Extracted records
┄┄┄┄┄┄┄┄┄┄

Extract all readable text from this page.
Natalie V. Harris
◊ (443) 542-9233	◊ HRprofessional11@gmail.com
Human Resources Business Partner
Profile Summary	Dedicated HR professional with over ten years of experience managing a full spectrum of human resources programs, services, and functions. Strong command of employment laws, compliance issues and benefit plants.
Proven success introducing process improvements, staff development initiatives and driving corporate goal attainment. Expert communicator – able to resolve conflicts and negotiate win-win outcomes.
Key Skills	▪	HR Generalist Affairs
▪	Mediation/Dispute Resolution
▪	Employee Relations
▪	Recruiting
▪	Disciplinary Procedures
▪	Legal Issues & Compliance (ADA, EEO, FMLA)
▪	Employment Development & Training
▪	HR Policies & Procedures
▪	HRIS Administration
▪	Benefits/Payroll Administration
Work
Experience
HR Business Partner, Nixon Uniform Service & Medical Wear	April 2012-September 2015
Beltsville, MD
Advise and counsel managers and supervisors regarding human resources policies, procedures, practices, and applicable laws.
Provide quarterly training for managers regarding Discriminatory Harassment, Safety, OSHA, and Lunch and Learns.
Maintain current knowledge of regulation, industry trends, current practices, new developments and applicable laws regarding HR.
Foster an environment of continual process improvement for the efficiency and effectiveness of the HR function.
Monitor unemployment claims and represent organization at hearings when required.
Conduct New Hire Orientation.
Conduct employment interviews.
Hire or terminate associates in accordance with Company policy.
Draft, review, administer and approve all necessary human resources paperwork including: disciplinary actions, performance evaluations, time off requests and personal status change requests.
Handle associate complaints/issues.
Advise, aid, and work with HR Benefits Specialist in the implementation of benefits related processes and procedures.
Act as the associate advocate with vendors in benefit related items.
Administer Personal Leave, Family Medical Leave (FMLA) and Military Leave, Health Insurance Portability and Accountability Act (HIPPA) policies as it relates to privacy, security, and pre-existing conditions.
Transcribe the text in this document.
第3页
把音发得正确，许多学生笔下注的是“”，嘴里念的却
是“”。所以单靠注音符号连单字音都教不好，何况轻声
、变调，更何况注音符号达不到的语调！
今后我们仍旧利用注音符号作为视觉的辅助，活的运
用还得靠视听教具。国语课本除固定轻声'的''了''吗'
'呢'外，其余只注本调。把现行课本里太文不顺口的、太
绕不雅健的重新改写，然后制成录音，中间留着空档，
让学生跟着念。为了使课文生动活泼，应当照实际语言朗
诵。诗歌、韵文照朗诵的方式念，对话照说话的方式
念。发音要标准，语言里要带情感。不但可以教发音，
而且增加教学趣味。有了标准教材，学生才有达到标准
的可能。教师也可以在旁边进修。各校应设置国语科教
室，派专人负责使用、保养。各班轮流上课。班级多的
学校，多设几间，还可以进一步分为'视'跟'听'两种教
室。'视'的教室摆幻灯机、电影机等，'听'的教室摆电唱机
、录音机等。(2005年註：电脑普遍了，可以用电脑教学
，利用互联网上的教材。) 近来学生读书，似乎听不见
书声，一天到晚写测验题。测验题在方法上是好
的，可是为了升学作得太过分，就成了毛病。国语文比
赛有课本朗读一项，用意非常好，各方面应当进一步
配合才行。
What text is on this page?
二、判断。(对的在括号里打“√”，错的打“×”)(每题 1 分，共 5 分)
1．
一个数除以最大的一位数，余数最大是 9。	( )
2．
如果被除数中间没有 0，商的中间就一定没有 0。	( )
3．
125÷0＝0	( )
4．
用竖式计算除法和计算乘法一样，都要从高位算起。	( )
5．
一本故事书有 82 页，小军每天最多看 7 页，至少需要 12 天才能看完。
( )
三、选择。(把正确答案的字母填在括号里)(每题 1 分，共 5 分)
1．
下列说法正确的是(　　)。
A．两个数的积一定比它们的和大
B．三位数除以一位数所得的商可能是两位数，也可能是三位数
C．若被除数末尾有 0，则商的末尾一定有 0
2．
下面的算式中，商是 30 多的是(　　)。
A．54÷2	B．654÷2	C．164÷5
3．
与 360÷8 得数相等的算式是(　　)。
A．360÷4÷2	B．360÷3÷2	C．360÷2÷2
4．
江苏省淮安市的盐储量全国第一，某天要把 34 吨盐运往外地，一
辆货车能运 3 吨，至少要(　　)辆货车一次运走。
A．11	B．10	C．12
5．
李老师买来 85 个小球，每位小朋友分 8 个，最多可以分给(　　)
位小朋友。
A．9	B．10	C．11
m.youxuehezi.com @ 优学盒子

┄┄┄┄┄┄┄┄┄┄

#### WHAT THE EXERCISE ASKS
Using the records above, please retype only the run of lines from the line holding "Transcribe the text in this document." through the last line, both ends included.

#### ANSWER TO THE TASK
Transcribe the text in this document.
第3页
把音发得正确，许多学生笔下注的是“”，嘴里念的却
是“”。所以单靠注音符号连单字音都教不好，何况轻声
、变调，更何况注音符号达不到的语调！
今后我们仍旧利用注音符号作为视觉的辅助，活的运
用还得靠视听教具。国语课本除固定轻声'的''了''吗'
'呢'外，其余只注本调。把现行课本里太文不顺口的、太
绕不雅健的重新改写，然后制成录音，中间留着空档，
让学生跟着念。为了使课文生动活泼，应当照实际语言朗
诵。诗歌、韵文照朗诵的方式念，对话照说话的方式
念。发音要标准，语言里要带情感。不但可以教发音，
而且增加教学趣味。有了标准教材，学生才有达到标准
的可能。教师也可以在旁边进修。各校应设置国语科教
室，派专人负责使用、保养。各班轮流上课。班级多的
学校，多设几间，还可以进一步分为'视'跟'听'两种教
室。'视'的教室摆幻灯机、电影机等，'听'的教室摆电唱机
、录音机等。(2005年註：电脑普遍了，可以用电脑教学
，利用互联网上的教材。) 近来学生读书，似乎听不见
书声，一天到晚写测验题。测验题在方法上是好
的，可是为了升学作得太过分，就成了毛病。国语文比
赛有课本朗读一项，用意非常好，各方面应当进一步
配合才行。
What text is on this page?
二、判断。(对的在括号里打“√”，错的打“×”)(每题 1 分，共 5 分)
1．
一个数除以最大的一位数，余数最大是 9。	( )
2．
如果被除数中间没有 0，商的中间就一定没有 0。	( )
3．
125÷0＝0	( )
4．
用竖式计算除法和计算乘法一样，都要从高位算起。	( )
5．
一本故事书有 82 页，小军每天最多看 7 页，至少需要 12 天才能看完。
( )
三、选择。(把正确答案的字母填在括号里)(每题 1 分，共 5 分)
1．
下列说法正确的是(　　)。
A．两个数的积一定比它们的和大
B．三位数除以一位数所得的商可能是两位数，也可能是三位数
C．若被除数末尾有 0，则商的末尾一定有 0
2．
下面的算式中，商是 30 多的是(　　)。
A．54÷2	B．654÷2	C．164÷5
3．
与 360÷8 得数相等的算式是(　　)。
A．360÷4÷2	B．360÷3÷2	C．360÷2÷2
4．
江苏省淮安市的盐储量全国第一，某天要把 34 吨盐运往外地，一
辆货车能运 3 吨，至少要(　　)辆货车一次运走。
A．11	B．10	C．12
5．
李老师买来 85 个小球，每位小朋友分 8 个，最多可以分给(　　)
位小朋友。
A．9	B．10	C．11
m.youxuehezi.com @ 优学盒子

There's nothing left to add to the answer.